#### Exercise directions
Of the lines in this material, how many contain "MODIFICACIÓN"? Answer with a single number only.

* start *

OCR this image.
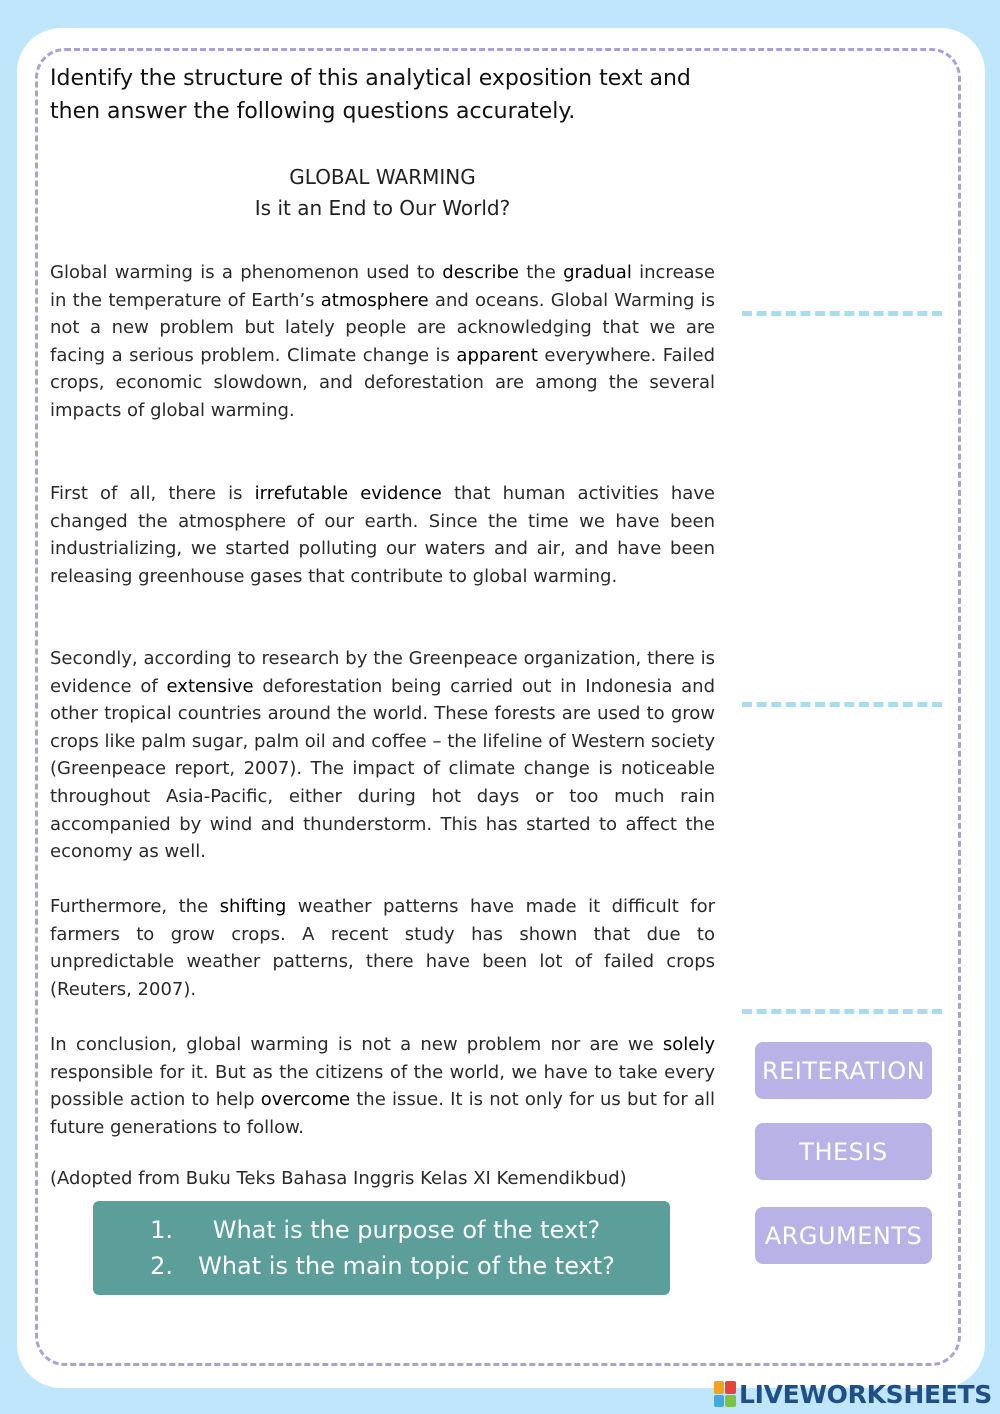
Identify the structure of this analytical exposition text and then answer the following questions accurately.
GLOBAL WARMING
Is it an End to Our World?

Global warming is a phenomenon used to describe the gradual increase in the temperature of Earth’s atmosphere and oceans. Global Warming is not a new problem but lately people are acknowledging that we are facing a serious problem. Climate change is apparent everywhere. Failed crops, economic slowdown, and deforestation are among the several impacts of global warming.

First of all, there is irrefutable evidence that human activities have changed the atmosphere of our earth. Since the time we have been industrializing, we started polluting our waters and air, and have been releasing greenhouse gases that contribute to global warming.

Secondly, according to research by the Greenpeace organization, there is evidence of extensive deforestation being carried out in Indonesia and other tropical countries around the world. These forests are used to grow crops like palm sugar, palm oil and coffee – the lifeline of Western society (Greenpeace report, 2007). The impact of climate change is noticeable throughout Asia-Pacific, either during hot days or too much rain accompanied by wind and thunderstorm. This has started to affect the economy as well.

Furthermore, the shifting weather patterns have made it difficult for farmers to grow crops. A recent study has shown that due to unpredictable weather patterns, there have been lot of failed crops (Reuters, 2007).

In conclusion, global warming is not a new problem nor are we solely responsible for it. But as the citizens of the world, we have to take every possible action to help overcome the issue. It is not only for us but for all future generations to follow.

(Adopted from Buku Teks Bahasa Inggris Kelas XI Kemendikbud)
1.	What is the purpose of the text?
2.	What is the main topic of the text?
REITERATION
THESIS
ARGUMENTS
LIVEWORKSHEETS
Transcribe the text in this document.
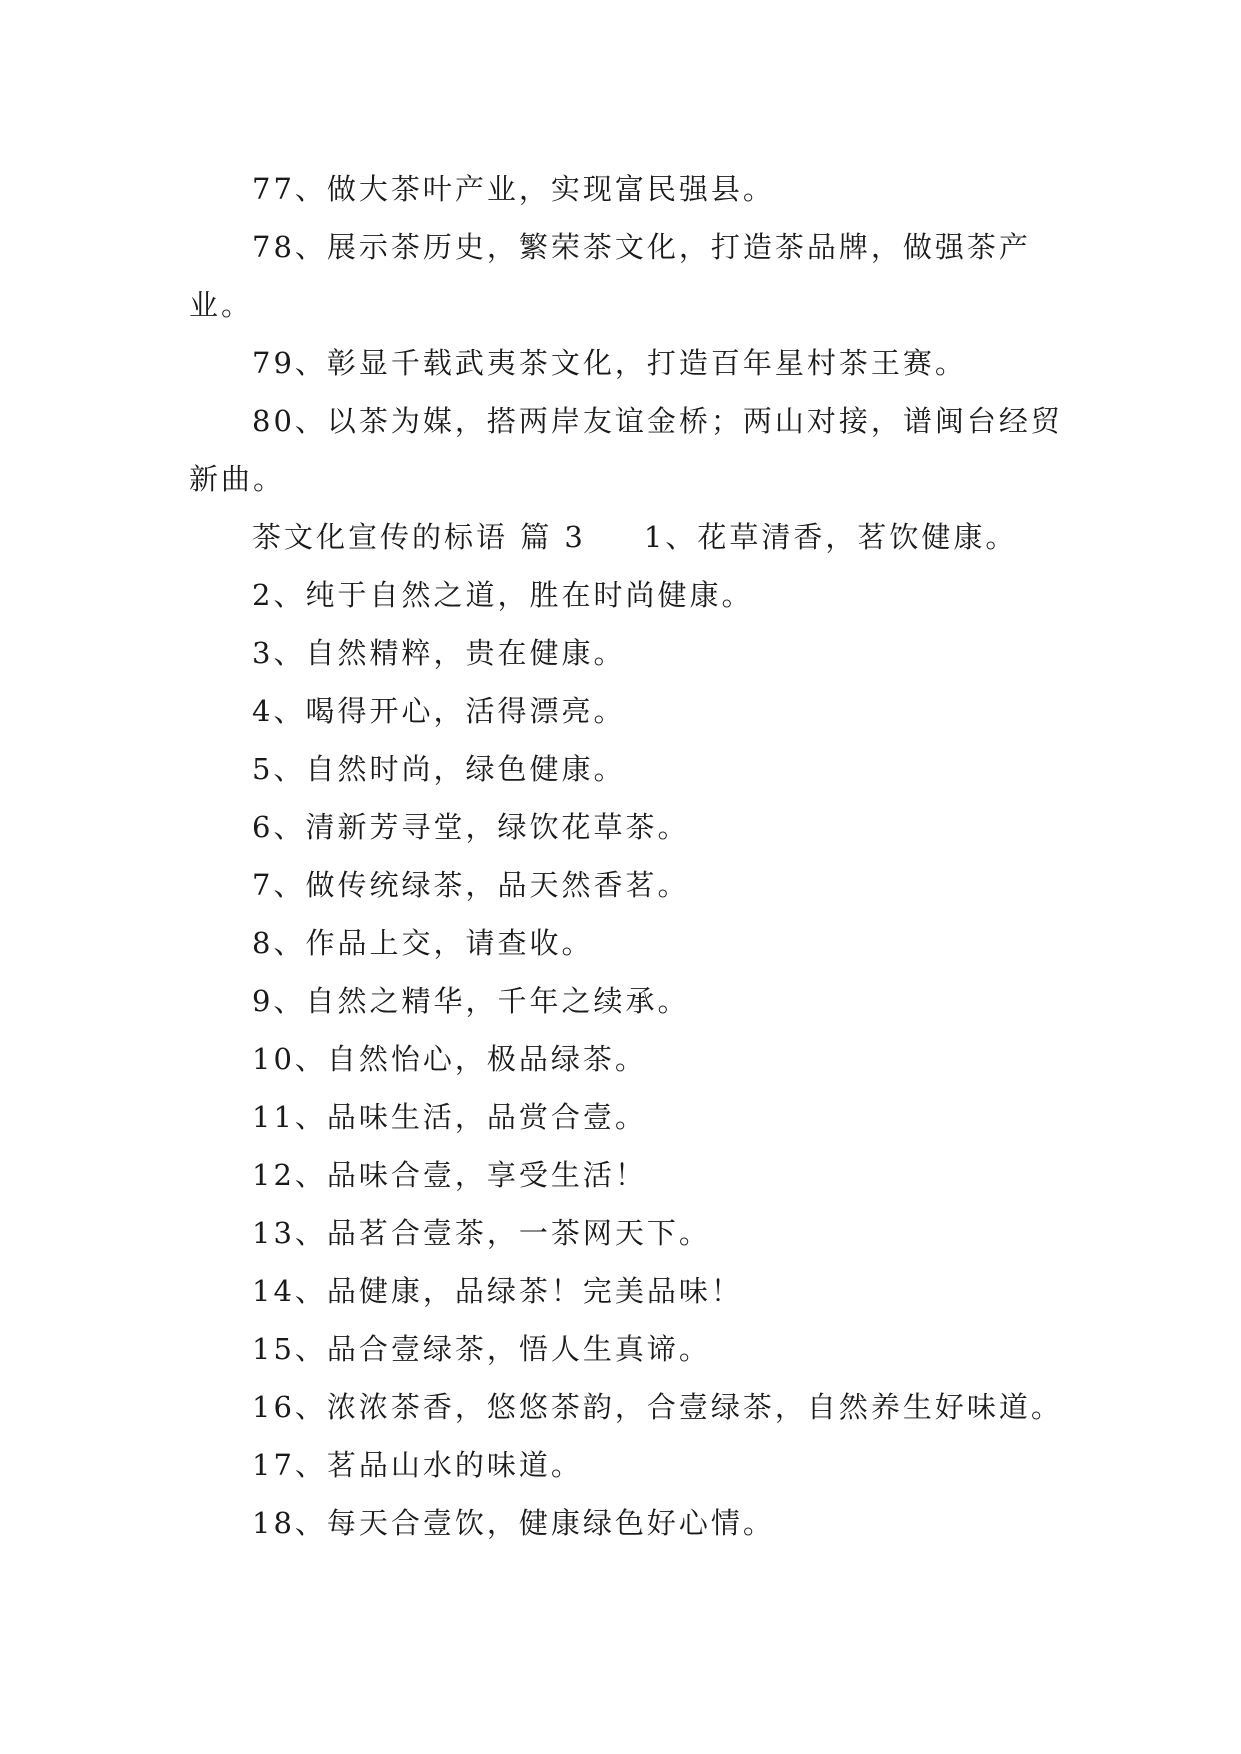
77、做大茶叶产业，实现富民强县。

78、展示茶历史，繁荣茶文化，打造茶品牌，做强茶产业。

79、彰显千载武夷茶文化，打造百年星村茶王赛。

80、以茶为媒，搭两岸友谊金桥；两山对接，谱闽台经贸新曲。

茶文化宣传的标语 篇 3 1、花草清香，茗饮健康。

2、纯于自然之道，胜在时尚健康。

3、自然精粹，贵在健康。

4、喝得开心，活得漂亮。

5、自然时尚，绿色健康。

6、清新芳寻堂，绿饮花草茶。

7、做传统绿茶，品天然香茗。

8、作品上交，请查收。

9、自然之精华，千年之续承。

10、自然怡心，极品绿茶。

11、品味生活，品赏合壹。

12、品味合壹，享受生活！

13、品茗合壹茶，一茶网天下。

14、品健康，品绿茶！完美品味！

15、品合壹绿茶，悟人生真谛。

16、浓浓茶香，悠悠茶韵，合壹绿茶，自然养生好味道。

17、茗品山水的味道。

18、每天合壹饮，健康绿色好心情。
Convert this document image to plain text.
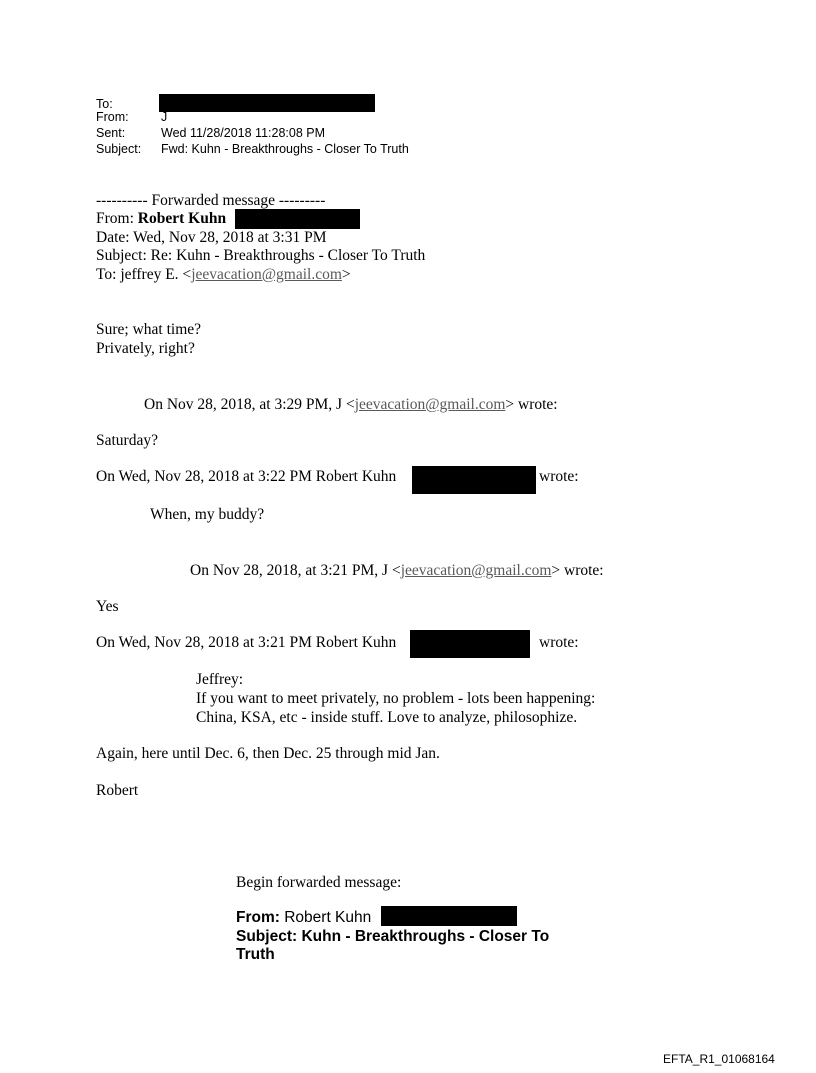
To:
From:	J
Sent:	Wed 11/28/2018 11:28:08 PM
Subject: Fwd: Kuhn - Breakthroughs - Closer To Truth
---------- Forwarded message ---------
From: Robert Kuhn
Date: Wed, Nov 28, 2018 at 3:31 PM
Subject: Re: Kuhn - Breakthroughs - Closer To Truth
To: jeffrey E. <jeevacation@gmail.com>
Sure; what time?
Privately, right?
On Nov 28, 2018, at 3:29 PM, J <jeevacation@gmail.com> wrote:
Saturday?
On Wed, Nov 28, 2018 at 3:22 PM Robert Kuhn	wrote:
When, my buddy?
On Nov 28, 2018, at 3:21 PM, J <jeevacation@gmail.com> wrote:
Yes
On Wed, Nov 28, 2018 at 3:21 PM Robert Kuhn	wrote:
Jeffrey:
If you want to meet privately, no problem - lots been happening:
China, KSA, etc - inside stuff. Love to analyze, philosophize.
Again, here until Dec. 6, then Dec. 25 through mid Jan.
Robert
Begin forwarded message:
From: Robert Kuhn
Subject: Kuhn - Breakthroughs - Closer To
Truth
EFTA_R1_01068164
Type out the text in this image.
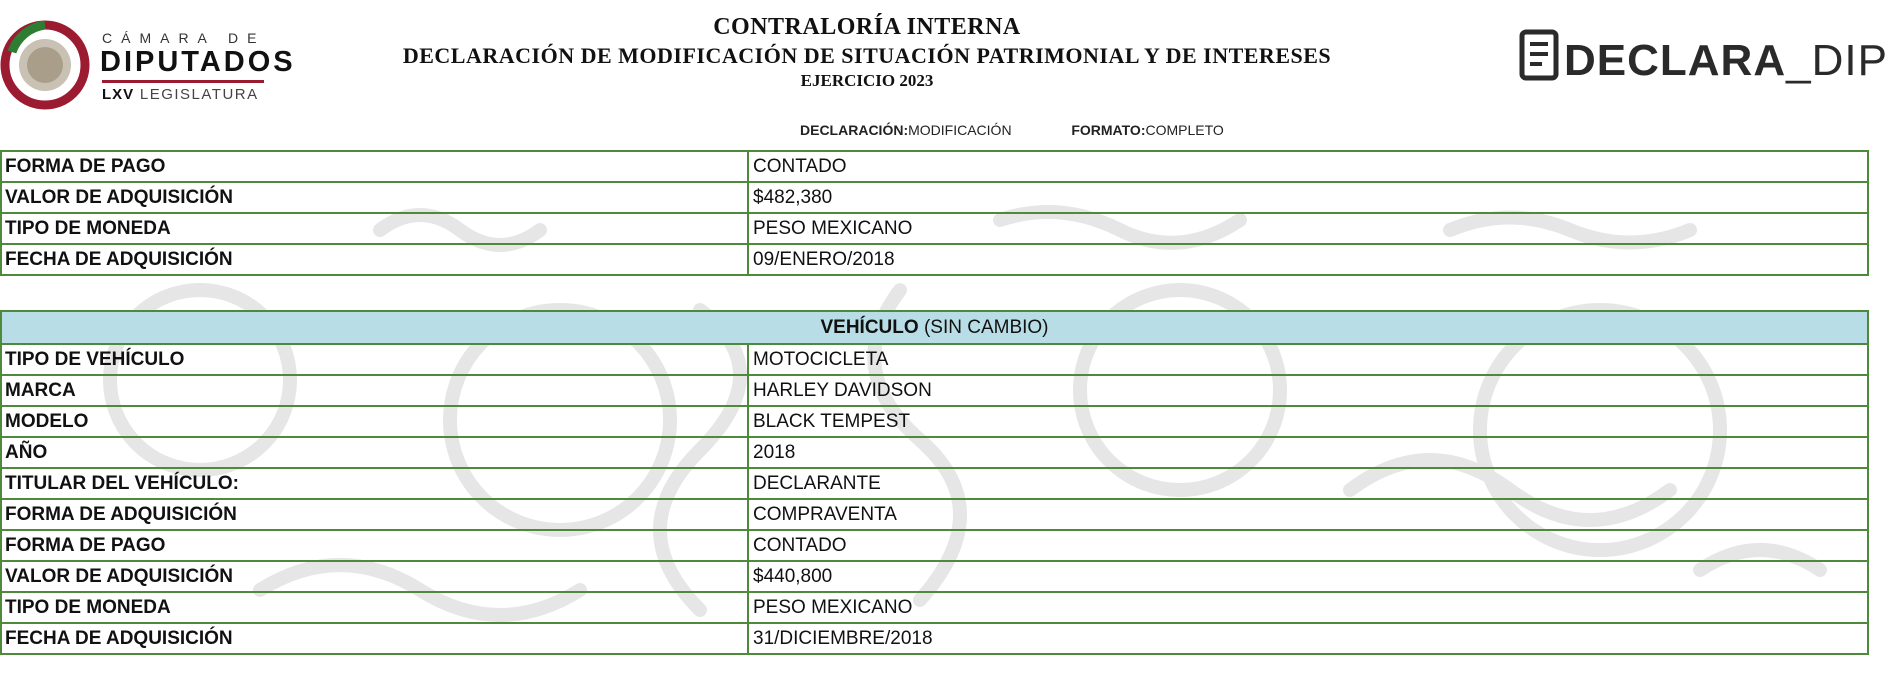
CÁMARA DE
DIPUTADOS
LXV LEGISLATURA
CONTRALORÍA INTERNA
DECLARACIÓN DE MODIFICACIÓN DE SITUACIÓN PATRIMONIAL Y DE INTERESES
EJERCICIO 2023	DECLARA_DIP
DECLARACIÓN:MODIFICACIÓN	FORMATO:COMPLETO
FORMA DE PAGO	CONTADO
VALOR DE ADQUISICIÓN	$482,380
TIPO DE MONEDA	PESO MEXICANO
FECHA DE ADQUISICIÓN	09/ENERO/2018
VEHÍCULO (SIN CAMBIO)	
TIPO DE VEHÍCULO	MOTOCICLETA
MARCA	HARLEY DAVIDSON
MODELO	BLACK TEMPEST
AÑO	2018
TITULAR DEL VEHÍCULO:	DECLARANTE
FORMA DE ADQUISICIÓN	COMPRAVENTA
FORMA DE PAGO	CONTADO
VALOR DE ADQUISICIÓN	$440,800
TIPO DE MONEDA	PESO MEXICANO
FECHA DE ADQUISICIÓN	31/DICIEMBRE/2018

* end *

#### Response to the exercise
2